[START Task input]
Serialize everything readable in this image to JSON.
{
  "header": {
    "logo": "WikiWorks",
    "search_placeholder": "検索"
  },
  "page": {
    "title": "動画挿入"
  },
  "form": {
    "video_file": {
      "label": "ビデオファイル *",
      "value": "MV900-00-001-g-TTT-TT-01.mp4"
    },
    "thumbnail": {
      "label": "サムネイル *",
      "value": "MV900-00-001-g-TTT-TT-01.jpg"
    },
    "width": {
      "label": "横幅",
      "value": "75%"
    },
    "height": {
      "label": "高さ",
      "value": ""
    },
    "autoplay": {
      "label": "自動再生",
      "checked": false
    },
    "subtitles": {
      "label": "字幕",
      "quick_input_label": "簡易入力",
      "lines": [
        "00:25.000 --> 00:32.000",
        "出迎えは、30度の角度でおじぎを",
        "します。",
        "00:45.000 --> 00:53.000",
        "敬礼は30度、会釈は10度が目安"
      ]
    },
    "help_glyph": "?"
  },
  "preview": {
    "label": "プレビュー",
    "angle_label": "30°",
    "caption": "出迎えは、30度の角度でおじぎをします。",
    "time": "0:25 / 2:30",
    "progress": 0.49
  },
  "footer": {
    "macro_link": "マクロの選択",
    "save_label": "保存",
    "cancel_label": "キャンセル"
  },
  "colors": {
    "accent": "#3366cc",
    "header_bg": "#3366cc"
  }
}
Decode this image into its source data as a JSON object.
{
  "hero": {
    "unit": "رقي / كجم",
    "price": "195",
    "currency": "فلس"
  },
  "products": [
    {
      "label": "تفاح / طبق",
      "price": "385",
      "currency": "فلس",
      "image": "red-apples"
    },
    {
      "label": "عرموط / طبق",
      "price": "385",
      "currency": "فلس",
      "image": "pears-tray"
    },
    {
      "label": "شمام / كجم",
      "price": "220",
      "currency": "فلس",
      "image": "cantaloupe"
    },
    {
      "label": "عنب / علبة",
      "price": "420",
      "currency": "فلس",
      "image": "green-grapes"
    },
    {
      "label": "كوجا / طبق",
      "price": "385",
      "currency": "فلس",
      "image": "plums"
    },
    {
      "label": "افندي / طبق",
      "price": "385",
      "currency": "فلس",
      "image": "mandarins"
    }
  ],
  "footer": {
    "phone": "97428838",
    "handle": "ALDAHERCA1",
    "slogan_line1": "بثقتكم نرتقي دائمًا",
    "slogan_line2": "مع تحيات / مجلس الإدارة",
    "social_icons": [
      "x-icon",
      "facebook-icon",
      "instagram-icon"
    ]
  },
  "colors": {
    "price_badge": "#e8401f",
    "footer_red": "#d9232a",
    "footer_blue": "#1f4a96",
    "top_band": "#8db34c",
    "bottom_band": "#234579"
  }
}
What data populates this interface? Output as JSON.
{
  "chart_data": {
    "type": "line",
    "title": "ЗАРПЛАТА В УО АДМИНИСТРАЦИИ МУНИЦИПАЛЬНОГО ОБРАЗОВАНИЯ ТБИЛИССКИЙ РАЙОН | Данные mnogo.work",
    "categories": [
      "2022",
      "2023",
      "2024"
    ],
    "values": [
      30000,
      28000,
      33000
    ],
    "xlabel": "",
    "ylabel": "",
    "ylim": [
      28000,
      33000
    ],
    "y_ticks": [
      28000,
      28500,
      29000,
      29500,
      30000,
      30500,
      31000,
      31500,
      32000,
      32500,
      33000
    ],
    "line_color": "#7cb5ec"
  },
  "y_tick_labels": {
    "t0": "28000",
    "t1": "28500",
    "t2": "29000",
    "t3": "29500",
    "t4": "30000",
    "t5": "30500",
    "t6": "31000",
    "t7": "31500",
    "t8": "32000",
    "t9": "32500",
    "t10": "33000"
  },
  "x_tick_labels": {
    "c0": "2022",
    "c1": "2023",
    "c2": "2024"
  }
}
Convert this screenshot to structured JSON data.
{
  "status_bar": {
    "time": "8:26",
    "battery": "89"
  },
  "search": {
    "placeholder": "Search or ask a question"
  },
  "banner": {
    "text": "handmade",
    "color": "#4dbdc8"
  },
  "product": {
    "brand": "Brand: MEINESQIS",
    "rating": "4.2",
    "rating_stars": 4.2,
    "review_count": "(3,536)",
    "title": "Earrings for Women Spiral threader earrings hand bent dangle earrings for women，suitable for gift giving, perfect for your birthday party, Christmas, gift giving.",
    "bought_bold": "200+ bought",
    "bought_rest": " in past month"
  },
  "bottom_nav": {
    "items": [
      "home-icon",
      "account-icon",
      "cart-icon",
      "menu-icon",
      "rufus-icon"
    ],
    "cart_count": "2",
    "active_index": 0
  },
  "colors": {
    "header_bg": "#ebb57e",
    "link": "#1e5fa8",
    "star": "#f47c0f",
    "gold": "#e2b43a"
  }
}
[END Task input]
Copy out each line of the data containing the string "this".

Serialize everything readable in this image to JSON.
Decode this image into its source data as a JSON object.
What data populates this interface? Output as JSON.
Convert this screenshot to structured JSON data.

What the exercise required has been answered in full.